_TASK DESCRIPTION_
Copy out every line containing the word "JSON".

_RECORDS FOR THIS EXERCISE_
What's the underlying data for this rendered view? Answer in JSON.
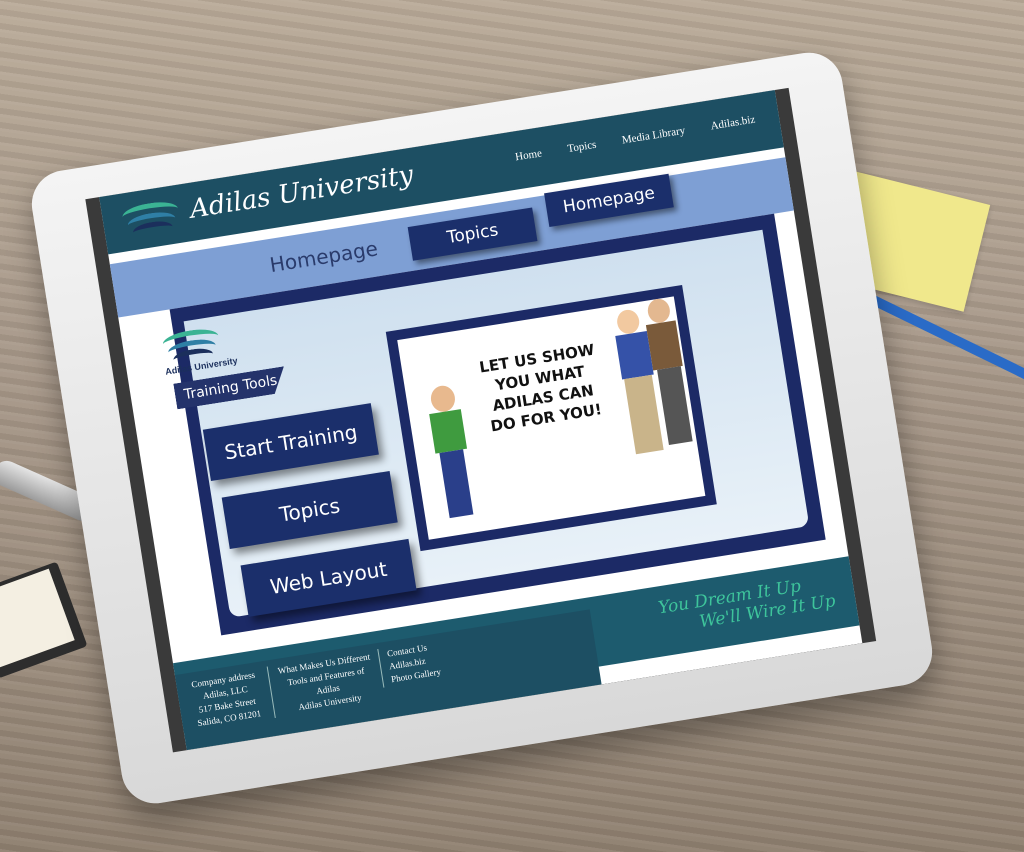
{
  "site": {
    "brand_title": "Adilas University",
    "top_nav": [
      "Home",
      "Topics",
      "Media Library",
      "Adilas.biz"
    ],
    "band": {
      "title": "Homepage",
      "buttons": [
        "Topics",
        "Homepage"
      ]
    },
    "sublogo_name": "Adilas University",
    "training_tab": "Training Tools",
    "main_buttons": [
      "Start Training",
      "Topics",
      "Web Layout"
    ],
    "promo_text": "LET US SHOW YOU WHAT ADILAS CAN DO FOR YOU!",
    "tagline": [
      "You Dream It Up",
      "We'll Wire It Up"
    ],
    "footer": {
      "company": [
        "Company address",
        "Adilas, LLC",
        "517 Bake Street",
        "Salida, CO 81201"
      ],
      "links_mid": [
        "What Makes Us Different",
        "Tools and Features of Adilas",
        "Adilas University"
      ],
      "links_right": [
        "Contact Us",
        "Adilas.biz",
        "Photo Gallery"
      ]
    }
  },
  "colors": {
    "header": "#1d4f63",
    "navy": "#1b2f6b",
    "band": "#7e9fd4",
    "accent_green": "#3ec49b"
  }
}
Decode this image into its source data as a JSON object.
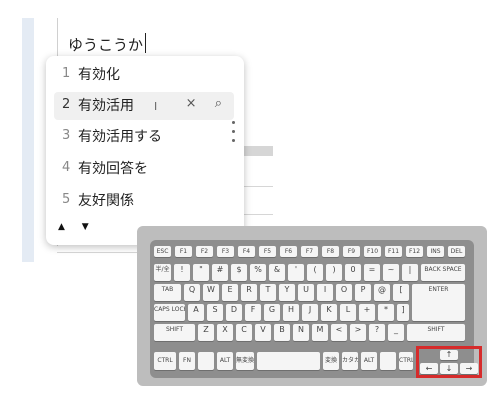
{
  "document": {
    "composition_text": "ゆうこうか"
  },
  "candidate_window": {
    "candidates": [
      {
        "number": "1",
        "text": "有効化"
      },
      {
        "number": "2",
        "text": "有効活用",
        "selected": true
      },
      {
        "number": "3",
        "text": "有効活用する"
      },
      {
        "number": "4",
        "text": "有効回答を"
      },
      {
        "number": "5",
        "text": "友好関係"
      }
    ],
    "row_actions": {
      "close_icon": "×",
      "search_icon": "⌕"
    },
    "prev_page_icon": "▲",
    "next_page_icon": "▼"
  },
  "keyboard": {
    "row1": [
      "ESC",
      "F1",
      "F2",
      "F3",
      "F4",
      "F5",
      "F6",
      "F7",
      "F8",
      "F9",
      "F10",
      "F11",
      "F12",
      "INS",
      "DEL"
    ],
    "row2": [
      "半/全",
      "!",
      "\"",
      "#",
      "$",
      "%",
      "&",
      "'",
      "(",
      ")",
      "0",
      "=",
      "~",
      "|",
      "BACK SPACE"
    ],
    "row3": [
      "TAB",
      "Q",
      "W",
      "E",
      "R",
      "T",
      "Y",
      "U",
      "I",
      "O",
      "P",
      "@",
      "[",
      "ENTER"
    ],
    "row4": [
      "CAPS LOCK",
      "A",
      "S",
      "D",
      "F",
      "G",
      "H",
      "J",
      "K",
      "L",
      "+",
      "*",
      "]"
    ],
    "row5": [
      "SHIFT",
      "Z",
      "X",
      "C",
      "V",
      "B",
      "N",
      "M",
      "<",
      ">",
      "?",
      "_",
      "SHIFT"
    ],
    "row6": [
      "CTRL",
      "FN",
      "",
      "ALT",
      "無変換",
      "",
      "変換",
      "カタカナ",
      "ALT",
      "",
      "CTRL"
    ],
    "arrows": {
      "up": "↑",
      "left": "←",
      "down": "↓",
      "right": "→"
    },
    "highlight_color": "#d62b2b"
  }
}
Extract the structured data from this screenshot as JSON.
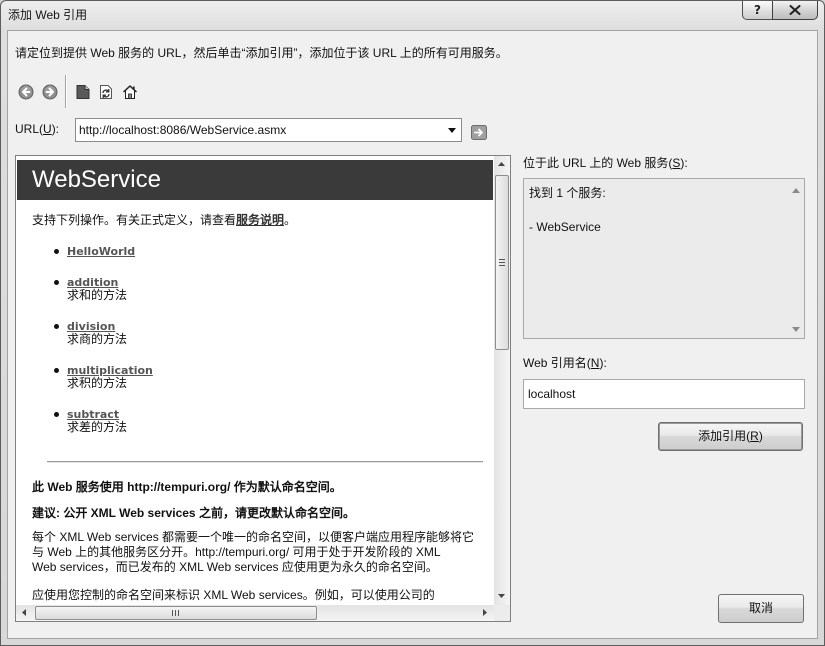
{
  "window": {
    "title": "添加 Web 引用",
    "help_label": "?"
  },
  "instruction": "请定位到提供 Web 服务的 URL，然后单击“添加引用”，添加位于该 URL 上的所有可用服务。",
  "url": {
    "label_prefix": "URL(",
    "label_key": "U",
    "label_suffix": "):",
    "value": "http://localhost:8086/WebService.asmx"
  },
  "browser": {
    "heading": "WebService",
    "intro_before": "支持下列操作。有关正式定义，请查看",
    "intro_link": "服务说明",
    "intro_after": "。",
    "operations": [
      {
        "name": "HelloWorld"
      },
      {
        "name": "addition",
        "desc": "求和的方法"
      },
      {
        "name": "division",
        "desc": "求商的方法"
      },
      {
        "name": "multiplication",
        "desc": "求积的方法"
      },
      {
        "name": "subtract",
        "desc": "求差的方法"
      }
    ],
    "namespace_notice": "此 Web 服务使用 http://tempuri.org/ 作为默认命名空间。",
    "recommendation": "建议: 公开 XML Web services 之前，请更改默认命名空间。",
    "paragraph1_lines": [
      "每个 XML Web services 都需要一个唯一的命名空间，以便客户端应用程序能够将它",
      "与 Web 上的其他服务区分开。http://tempuri.org/ 可用于处于开发阶段的 XML",
      "Web services，而已发布的 XML Web services 应使用更为永久的命名空间。"
    ],
    "paragraph2": "应使用您控制的命名空间来标识 XML Web services。例如，可以使用公司的"
  },
  "services_panel": {
    "label_prefix": "位于此 URL 上的 Web 服务(",
    "label_key": "S",
    "label_suffix": "):",
    "lines": [
      "找到 1 个服务:",
      "- WebService"
    ]
  },
  "reference_name": {
    "label_prefix": "Web 引用名(",
    "label_key": "N",
    "label_suffix": "):",
    "value": "localhost"
  },
  "buttons": {
    "add_label_prefix": "添加引用(",
    "add_label_key": "R",
    "add_label_suffix": ")",
    "cancel_label": "取消"
  },
  "icons": {
    "close": "close-icon",
    "back": "back-icon",
    "forward": "forward-icon",
    "stop": "stop-icon",
    "refresh": "refresh-icon",
    "home": "home-icon",
    "dropdown": "chevron-down-icon",
    "go": "go-icon"
  },
  "colors": {
    "dialog_bg": "#f0f0f0",
    "header_bg": "#3a3a3a",
    "header_text": "#ffffff",
    "link": "#555555"
  }
}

_SOLUTION TO THIS PROBLEM_
What's the underlying data for this rendered view? Answer in JSON.
Decode this image into its source data as a JSON object.
Extract the structured data from this screenshot as JSON.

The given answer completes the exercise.